» **TEXT**
= = = = = = =

Renaissance to 19th century

Niccolò Machiavelli

The origins of Italian nationalism have been traced to the Renaissance where Italy led a European revival of classical Greco-Roman style of culture, philosophy, and art.[2] Italian Nationalism first developed not among the general populace but among the intellectual elites of various Italian states. In 1344 Petrarch wrote the famous patriotic canzone “Italia mia” (Rime 128), in which he railed against the warring petty lords of Italy for having yielded the country up to barbarian German fury (ʻla tedesca rabbia’, line 35) and called for peace and unification. Around the same time, Cola di Rienzo attempted to unite the whole of Italy under the hegemony of Rome. In 1347 he assumed the title of “Libertatis, Pacis Iustitiaeque Tribunus, et Sacrae Romanae Rei Publicae Liberator.” Petrarch hailed him in his famous song “Spirto gentil che quelle membra reggi” as the reincarnation of the classical spirit.[5]

In 1454, representatives from all the regional states of Italy met in Lodi to sign the treaty known as the peace of Lodi, by which they intended to pursue Italian unification. The status quo established at Lodi lasted until 1494, when French troops intruded into Italian affairs under Charles VIII, initiating the Italian Wars.

= = = = = = =

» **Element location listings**
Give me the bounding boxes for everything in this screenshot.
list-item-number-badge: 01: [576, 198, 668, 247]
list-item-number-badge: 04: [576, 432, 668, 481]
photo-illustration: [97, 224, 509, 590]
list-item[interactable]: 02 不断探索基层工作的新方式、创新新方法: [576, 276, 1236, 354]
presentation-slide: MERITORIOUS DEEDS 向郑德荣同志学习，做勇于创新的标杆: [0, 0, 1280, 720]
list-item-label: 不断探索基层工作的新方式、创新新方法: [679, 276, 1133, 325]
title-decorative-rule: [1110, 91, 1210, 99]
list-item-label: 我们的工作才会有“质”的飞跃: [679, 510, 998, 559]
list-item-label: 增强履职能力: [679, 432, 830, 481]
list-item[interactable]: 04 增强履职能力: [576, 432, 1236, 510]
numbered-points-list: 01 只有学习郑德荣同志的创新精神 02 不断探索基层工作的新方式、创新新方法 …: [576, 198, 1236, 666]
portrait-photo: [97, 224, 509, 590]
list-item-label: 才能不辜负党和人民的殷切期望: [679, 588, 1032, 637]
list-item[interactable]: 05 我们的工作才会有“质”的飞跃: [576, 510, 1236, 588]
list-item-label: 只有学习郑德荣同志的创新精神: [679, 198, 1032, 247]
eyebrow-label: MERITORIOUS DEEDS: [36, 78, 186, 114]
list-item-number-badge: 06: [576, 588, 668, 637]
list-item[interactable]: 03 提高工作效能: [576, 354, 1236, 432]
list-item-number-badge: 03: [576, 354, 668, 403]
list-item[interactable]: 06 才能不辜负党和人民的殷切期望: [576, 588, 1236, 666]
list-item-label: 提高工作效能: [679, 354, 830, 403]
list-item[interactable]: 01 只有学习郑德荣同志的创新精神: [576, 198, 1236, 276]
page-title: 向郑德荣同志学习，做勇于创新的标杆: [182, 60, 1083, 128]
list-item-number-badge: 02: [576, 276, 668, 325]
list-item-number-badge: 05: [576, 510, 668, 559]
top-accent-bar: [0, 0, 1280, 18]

= = = = = = =

» **TASKS**
1. In the passage on Italian nationalism, why did Petrarch attack the warring petty lords of Italy in "Italia mia"? Explain in one to three sentences.
2. According to the passage on Italian nationalism, where did representatives of the Italian regional states meet in 1454 to sign a treaty?
3. Please extend the passage on Italian nationalism, starting after its final sentence about the Italian Wars.

» **EXERCISE RESPONSES**
1. Petrarch attacked them because they had yielded the country up to barbarian German fury, which he called "la tedesca rabbia." Against this, he called for peace and unification.

2. They met in Lodi.

3.
The Renaissance-era diplomat and political theorist Niccolò Machiavelli, in his work The Prince (1532), appealing to Italian patriotism urged Italians "to seize Italy and free her from the Barbarians", by which he referred to the foreign powers occupying the Italian peninsula.[6] Machiavelli quoted four verses from Petrarch's “Italia mia”, which looked forward to a political leader who would unite Italy.[7]

During the Italian Wars Pope Julius II (1503–1513) made every effort to forge Italian alliances to drive the enemy – in his time the French – out of the country. And although his rallying cry fuori i barbari (‘Put the barbarians out!’) is probably apocryphal, it very neatly sums up the feeling of many Italians.[8] In his treatise Discorso sopra il concilio che si ha da fare, e sopra la unione d'Italia, published in 1566, Girolamo Muzio, a prominent man of letters of the mid-1500s, advocated for the first time the political unification of Italy.[9]

In 1559 the Peace of Cateau-Cambrésis marked the end of Italian liberty and the beginning of a period of uncontested Spanish hegemony in Italy. During the long-lasting period of Spanish domination a vitriolic anti-Spanish polemic became widespread throughout Italy. Trajano Boccalini wrote many anti-Spanish pamphlets, such as Pietra del paragone politico (Politick Touchstone), published after his death in 1615. Followers of Boccalini published similar anti-Spanish pamphlets in the same period, such as Esequie delle reputazione di Spagna, printed in 1615, in which the corpse of the reputation of Spain is dissected by famous anatomists.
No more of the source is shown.